#### [SUPPLIED MATERIAL]
◆ ◆ ◆ ◆

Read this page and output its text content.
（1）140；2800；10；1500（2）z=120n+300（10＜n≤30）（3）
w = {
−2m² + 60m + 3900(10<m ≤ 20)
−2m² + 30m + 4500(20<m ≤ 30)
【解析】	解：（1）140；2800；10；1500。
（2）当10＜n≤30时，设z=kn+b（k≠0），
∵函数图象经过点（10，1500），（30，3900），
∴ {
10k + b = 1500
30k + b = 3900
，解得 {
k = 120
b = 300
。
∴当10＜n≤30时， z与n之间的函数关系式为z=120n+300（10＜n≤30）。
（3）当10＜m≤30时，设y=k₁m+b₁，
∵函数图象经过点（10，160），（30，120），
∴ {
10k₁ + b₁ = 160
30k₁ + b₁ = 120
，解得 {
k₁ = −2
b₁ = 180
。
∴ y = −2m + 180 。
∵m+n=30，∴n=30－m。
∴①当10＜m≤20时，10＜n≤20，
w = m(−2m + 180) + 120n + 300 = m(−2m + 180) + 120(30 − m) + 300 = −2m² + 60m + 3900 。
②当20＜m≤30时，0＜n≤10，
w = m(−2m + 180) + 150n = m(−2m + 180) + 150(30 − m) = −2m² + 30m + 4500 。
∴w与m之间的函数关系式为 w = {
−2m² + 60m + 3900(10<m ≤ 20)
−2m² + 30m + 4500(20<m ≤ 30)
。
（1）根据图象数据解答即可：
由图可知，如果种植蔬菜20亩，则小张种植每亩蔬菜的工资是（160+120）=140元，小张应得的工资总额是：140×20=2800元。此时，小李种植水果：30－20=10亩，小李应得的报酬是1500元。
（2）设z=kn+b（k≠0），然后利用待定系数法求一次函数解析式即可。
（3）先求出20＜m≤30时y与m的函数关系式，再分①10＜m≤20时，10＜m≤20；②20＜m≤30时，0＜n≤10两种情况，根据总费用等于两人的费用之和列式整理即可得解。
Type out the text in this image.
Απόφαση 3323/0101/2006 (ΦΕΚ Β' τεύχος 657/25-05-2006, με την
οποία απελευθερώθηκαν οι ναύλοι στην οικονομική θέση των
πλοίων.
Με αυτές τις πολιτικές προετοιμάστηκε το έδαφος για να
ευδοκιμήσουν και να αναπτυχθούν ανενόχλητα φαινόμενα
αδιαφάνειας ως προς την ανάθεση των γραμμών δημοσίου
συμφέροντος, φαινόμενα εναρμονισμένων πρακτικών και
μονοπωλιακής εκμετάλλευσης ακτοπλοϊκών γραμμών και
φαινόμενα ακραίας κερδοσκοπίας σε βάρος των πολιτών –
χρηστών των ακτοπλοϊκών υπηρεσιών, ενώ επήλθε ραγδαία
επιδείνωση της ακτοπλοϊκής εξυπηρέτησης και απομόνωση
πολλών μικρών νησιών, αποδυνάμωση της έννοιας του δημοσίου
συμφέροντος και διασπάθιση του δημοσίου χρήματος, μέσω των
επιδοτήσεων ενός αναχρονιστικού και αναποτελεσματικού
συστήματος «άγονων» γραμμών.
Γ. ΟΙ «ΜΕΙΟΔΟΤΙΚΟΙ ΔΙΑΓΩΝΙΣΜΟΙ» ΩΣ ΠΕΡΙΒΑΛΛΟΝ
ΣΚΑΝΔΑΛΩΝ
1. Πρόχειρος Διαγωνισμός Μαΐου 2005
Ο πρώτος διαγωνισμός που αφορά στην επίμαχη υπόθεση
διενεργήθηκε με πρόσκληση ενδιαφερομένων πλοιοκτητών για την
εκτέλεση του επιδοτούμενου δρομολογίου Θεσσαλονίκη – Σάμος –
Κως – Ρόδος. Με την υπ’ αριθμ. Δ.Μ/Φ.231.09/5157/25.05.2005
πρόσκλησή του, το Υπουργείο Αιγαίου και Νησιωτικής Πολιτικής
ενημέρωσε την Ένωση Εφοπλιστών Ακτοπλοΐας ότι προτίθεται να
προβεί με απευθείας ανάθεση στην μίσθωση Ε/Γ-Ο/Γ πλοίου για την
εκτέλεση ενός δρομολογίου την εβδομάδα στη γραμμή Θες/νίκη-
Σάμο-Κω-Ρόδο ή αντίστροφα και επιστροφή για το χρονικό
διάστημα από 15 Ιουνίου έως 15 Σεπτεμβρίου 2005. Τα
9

◆ ◆ ◆ ◆

Look for "this" and pull out every line that has it.

#### [CORRECT RESPONSE]
Read this page and output its text content.
Type out the text in this image.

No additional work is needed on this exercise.